**WHAT IS EXPECTED:**
Report the count of lines containing the word "межгосударственные" in the entries below, and nothing more.

════

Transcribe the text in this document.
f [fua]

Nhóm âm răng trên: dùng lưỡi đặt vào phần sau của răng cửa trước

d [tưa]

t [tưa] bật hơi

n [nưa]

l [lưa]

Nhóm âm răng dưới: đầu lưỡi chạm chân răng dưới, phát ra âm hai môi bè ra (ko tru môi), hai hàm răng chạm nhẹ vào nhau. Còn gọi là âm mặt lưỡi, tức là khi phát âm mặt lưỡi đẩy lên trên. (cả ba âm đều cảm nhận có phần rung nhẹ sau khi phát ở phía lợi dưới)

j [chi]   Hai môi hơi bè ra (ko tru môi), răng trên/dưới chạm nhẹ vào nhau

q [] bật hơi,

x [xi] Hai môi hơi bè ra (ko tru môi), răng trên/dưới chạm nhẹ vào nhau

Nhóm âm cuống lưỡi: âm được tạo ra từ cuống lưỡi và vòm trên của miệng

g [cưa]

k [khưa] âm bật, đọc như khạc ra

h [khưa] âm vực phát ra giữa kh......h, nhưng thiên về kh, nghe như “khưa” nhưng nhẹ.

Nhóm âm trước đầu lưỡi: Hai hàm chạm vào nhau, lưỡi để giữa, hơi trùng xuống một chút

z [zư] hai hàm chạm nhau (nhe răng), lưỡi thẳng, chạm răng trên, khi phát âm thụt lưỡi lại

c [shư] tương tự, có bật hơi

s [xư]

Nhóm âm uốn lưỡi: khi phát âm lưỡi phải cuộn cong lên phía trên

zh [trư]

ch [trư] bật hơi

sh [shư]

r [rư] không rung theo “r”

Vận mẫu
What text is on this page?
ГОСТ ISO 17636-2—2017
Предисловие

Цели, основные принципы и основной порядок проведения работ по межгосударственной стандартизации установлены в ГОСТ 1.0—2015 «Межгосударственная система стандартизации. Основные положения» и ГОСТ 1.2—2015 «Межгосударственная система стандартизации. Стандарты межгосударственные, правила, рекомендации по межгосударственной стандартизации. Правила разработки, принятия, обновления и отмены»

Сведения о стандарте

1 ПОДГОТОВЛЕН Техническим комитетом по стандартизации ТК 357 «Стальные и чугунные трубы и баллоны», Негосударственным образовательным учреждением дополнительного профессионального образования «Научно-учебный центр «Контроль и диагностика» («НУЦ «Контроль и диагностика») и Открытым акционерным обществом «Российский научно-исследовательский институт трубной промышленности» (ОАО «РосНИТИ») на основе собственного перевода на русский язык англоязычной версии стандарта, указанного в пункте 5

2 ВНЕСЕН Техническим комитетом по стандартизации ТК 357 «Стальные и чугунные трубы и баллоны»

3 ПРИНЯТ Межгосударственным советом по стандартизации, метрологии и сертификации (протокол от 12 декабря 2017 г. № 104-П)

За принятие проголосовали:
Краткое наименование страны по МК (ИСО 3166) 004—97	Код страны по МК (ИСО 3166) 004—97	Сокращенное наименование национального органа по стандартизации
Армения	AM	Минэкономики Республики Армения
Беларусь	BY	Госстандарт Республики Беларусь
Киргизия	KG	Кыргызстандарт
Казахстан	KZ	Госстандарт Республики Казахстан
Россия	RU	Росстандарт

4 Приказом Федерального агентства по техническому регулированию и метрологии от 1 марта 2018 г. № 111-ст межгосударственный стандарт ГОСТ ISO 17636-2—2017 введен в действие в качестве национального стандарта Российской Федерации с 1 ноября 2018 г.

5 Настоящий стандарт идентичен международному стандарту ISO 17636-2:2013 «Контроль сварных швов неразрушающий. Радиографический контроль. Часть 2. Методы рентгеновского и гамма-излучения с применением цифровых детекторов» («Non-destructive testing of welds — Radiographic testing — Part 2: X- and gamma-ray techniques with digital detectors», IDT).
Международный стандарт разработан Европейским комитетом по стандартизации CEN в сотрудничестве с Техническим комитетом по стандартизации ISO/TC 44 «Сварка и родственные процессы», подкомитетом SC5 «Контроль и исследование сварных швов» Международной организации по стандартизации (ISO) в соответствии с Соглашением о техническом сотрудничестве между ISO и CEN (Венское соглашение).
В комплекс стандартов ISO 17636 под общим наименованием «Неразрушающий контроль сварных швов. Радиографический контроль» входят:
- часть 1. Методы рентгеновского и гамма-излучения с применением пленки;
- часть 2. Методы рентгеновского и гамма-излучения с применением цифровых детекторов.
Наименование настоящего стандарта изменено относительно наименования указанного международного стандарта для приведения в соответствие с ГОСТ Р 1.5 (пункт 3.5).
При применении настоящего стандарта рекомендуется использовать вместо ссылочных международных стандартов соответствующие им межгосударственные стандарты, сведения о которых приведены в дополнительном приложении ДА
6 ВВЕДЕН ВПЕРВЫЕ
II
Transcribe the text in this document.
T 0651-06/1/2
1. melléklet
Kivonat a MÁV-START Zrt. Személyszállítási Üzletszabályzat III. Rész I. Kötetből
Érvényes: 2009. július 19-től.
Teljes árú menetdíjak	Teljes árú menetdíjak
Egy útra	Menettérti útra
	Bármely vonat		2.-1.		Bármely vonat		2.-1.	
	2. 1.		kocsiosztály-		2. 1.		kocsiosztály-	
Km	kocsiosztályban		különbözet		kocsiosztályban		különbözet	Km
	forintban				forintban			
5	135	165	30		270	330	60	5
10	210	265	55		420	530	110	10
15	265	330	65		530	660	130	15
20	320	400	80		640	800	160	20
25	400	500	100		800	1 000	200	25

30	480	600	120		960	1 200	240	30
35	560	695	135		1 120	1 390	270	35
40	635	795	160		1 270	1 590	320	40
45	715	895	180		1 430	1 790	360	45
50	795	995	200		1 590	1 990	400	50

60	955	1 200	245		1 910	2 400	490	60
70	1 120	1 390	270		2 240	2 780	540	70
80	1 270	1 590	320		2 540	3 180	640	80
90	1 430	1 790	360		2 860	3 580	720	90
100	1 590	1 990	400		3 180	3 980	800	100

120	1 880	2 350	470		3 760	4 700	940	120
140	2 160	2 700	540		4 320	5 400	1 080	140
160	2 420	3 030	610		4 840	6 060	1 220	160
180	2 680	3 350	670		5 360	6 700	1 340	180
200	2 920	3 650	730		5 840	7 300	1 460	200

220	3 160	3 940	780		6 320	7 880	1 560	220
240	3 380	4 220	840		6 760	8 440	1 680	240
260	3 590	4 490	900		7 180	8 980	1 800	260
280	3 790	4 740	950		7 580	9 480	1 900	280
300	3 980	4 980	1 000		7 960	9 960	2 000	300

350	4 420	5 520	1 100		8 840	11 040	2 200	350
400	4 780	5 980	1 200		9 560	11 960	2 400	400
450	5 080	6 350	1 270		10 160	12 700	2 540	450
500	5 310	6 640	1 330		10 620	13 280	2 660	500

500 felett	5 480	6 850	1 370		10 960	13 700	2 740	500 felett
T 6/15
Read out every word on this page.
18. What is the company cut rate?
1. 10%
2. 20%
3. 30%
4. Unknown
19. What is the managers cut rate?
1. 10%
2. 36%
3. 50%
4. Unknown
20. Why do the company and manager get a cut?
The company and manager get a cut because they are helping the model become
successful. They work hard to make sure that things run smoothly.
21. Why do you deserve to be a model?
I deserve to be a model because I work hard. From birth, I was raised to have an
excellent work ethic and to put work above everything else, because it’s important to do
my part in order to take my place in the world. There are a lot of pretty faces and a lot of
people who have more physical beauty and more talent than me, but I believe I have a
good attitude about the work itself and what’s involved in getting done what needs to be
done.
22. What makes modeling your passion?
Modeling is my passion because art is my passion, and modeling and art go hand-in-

════

**OUTPUT OF THE EXERCISE:**
2